● Figure content listings:
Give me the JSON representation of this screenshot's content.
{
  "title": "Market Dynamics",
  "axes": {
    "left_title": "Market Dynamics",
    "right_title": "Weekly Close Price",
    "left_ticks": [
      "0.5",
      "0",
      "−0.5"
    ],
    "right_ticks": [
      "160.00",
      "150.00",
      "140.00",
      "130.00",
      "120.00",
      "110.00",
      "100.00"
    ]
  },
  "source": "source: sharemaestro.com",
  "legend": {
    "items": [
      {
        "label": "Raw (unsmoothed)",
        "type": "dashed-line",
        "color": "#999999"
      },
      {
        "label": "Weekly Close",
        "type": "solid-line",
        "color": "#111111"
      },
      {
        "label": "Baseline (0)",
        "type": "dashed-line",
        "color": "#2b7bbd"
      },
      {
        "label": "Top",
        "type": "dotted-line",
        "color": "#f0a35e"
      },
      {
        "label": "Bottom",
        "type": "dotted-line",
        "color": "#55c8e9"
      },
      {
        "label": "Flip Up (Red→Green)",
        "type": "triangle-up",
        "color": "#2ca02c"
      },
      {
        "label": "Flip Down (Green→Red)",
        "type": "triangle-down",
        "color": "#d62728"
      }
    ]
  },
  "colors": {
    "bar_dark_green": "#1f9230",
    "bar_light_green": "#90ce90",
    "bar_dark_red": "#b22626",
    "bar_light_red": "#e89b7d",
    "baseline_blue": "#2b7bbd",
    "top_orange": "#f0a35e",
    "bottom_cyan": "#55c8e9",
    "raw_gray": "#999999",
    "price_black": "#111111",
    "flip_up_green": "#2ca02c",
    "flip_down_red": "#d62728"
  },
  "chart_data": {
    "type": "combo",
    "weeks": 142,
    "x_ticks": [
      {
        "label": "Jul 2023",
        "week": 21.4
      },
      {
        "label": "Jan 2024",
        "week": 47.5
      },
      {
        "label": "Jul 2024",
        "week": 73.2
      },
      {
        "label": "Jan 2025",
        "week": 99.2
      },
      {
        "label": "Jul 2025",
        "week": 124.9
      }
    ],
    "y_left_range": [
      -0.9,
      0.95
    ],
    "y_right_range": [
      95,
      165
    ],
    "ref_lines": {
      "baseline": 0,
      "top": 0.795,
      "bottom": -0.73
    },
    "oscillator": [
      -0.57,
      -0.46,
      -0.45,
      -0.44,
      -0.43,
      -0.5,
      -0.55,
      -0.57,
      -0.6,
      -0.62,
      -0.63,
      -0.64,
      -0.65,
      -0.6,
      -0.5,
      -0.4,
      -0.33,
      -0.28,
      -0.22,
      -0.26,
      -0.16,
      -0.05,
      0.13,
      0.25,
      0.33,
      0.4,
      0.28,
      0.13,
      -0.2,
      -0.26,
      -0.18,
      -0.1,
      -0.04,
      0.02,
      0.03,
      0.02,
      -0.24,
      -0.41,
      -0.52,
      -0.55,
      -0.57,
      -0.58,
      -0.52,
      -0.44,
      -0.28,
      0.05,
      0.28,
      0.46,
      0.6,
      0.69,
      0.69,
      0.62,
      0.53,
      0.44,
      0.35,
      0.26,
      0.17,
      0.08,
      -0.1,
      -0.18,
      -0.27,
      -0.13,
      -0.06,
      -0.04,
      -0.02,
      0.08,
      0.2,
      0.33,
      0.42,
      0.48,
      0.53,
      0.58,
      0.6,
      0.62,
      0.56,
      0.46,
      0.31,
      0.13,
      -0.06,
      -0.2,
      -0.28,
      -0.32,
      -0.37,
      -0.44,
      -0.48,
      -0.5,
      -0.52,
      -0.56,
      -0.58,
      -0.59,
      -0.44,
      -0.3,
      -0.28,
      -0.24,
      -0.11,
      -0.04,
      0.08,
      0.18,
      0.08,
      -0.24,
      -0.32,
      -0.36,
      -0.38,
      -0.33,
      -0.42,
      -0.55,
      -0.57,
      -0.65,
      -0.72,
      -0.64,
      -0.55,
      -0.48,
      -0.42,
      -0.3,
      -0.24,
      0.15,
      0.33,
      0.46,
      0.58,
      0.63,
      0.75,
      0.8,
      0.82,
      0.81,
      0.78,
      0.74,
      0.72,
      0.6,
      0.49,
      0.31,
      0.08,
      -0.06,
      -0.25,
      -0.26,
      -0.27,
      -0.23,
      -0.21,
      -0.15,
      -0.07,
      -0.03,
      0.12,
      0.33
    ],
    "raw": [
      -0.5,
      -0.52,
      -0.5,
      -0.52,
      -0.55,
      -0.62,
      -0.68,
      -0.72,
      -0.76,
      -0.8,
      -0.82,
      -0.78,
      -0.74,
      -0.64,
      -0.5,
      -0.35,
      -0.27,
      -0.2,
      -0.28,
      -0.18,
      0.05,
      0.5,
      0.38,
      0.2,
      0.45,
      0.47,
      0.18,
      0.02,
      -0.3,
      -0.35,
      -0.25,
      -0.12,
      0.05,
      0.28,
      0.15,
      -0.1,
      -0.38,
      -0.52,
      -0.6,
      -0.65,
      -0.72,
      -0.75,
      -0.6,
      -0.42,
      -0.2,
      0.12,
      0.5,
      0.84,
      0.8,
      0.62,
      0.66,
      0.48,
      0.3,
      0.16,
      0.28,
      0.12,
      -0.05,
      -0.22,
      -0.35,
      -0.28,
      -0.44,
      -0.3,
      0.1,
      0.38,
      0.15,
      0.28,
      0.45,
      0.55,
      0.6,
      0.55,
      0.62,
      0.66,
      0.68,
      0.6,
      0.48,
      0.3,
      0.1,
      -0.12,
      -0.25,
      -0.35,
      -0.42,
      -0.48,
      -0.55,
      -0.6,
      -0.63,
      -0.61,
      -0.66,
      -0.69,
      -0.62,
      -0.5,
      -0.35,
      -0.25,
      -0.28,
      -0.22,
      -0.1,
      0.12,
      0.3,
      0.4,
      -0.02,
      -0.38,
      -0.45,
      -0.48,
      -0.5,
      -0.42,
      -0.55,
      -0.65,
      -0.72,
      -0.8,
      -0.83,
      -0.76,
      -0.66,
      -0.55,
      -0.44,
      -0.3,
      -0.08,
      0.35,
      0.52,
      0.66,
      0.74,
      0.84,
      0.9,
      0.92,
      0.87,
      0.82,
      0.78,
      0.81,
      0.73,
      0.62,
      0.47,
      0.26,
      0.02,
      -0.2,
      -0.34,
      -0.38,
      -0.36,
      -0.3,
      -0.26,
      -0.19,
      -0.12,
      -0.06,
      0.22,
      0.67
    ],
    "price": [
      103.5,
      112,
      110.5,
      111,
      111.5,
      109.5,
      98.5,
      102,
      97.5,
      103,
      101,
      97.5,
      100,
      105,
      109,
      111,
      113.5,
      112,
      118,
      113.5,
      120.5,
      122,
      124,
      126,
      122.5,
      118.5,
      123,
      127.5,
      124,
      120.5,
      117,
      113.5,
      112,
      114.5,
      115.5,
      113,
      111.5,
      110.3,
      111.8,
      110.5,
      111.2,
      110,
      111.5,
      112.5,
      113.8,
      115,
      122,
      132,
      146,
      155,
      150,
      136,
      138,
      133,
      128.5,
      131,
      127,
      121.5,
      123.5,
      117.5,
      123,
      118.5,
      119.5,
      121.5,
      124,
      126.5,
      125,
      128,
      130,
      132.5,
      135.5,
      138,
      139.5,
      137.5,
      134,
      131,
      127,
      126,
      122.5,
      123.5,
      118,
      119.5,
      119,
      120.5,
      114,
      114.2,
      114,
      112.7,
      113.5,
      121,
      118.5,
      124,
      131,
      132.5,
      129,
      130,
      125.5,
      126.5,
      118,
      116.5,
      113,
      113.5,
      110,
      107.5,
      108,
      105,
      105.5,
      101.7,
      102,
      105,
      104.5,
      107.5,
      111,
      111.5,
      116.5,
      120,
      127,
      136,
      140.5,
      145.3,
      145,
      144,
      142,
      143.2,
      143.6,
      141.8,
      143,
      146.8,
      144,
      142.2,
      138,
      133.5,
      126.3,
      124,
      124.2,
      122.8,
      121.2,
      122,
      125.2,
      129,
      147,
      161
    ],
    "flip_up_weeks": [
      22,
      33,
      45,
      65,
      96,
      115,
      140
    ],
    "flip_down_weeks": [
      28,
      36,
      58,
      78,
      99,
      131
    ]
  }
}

● TASK: From the listing above, copy every line that includes the word "Close".

● RESPONSE BELOW:
    "right_title": "Weekly Close Price",
        "label": "Weekly Close",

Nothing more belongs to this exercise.